Hame: Scotland’s first indyref play to take stage in March telling story of vote through Glasgow Irish eyes


Play set for stage March 10-14th

THE first play about Scotland’s independence referendum is set for the Glasgow stage in March. ‘Hame’ will bring to life three generations of one Irish family in Govanhill, Glasgow, and look at their experience of indyref in the run up and aftermath of 18 September 2014.

Hame is set around the character of Seamus O’Donnell, who moved to Scotland in the 1940s and has fallen ill, but wants to return to his adopted home in Govanhill rather than stay in hospital. As the play opens his son, Michael, and granddaughter, AnneMarie, discuss what’s best for him. The play unfolds around the final days leading up to the referendum through the different perspectives of three generations of the O’Donnell family.

[Document structure recognition data]
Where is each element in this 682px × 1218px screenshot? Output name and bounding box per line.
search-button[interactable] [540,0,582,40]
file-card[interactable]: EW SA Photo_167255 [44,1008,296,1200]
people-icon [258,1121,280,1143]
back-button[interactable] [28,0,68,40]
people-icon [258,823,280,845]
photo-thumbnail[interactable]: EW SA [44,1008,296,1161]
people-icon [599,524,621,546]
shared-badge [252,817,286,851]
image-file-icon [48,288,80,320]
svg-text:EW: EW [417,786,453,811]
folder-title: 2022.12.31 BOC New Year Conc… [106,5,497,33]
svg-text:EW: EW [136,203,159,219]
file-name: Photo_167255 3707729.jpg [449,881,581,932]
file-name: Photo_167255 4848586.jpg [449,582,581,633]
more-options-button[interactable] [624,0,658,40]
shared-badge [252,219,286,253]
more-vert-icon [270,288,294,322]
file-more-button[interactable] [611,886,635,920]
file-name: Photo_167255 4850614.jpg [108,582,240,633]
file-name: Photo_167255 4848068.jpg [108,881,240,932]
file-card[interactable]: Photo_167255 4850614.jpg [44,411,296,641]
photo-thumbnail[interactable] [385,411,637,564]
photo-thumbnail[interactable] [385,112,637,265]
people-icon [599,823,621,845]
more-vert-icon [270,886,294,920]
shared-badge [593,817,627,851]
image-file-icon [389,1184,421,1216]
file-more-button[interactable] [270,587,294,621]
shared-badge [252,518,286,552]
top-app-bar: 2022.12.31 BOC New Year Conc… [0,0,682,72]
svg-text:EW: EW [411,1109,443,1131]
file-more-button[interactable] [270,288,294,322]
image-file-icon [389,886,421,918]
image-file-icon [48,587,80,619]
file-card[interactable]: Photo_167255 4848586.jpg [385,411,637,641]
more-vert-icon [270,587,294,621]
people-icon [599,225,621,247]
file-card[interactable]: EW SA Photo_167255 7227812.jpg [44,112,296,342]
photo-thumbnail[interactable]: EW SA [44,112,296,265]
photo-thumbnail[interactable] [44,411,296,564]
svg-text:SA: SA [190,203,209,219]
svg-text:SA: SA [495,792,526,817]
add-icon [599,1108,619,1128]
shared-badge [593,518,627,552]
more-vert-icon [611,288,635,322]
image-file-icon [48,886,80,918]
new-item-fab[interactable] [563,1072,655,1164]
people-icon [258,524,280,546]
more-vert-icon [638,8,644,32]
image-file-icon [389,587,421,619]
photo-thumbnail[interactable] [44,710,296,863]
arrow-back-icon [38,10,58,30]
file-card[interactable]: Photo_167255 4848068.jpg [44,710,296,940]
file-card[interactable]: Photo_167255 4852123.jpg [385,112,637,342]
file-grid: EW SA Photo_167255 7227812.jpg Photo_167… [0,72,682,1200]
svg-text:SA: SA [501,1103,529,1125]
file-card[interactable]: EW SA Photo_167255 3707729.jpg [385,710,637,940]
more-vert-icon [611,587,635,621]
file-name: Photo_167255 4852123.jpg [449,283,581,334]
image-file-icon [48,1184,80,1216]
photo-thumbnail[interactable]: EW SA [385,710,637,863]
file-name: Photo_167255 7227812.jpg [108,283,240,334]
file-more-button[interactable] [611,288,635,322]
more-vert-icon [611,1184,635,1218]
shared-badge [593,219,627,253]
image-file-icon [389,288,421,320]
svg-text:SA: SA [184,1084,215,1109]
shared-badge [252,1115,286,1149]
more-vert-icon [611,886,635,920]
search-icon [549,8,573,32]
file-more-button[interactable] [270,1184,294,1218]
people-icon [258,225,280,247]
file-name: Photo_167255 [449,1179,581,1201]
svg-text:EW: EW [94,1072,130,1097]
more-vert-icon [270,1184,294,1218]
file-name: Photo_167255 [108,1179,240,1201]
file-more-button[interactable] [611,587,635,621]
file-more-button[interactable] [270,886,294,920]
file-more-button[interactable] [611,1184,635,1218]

• Complete the following
- a) Answer these questions from the article about the play Hame:
(i) On what dates is the play set for the stage?
(ii) In which part of Glasgow does the Irish family in the play live?
(iii) In what decade did Seamus O'Donnell move to Scotland?
- b) Copy the passage of the article about the play Hame starting at "Play set for" and ending at "the O’Donnell family.".

• Solutions to the exercise
- a)
(i) March 10-14th
(ii) Govanhill
(iii) The 1940s

- b)
Play set for stage March 10-14th

THE first play about Scotland’s independence referendum is set for the Glasgow stage in March. ‘Hame’ will bring to life three generations of one Irish family in Govanhill, Glasgow, and look at their experience of indyref in the run up and aftermath of 18 September 2014.

Hame is set around the character of Seamus O’Donnell, who moved to Scotland in the 1940s and has fallen ill, but wants to return to his adopted home in Govanhill rather than stay in hospital. As the play opens his son, Michael, and granddaughter, AnneMarie, discuss what’s best for him. The play unfolds around the final days leading up to the referendum through the different perspectives of three generations of the O’Donnell family.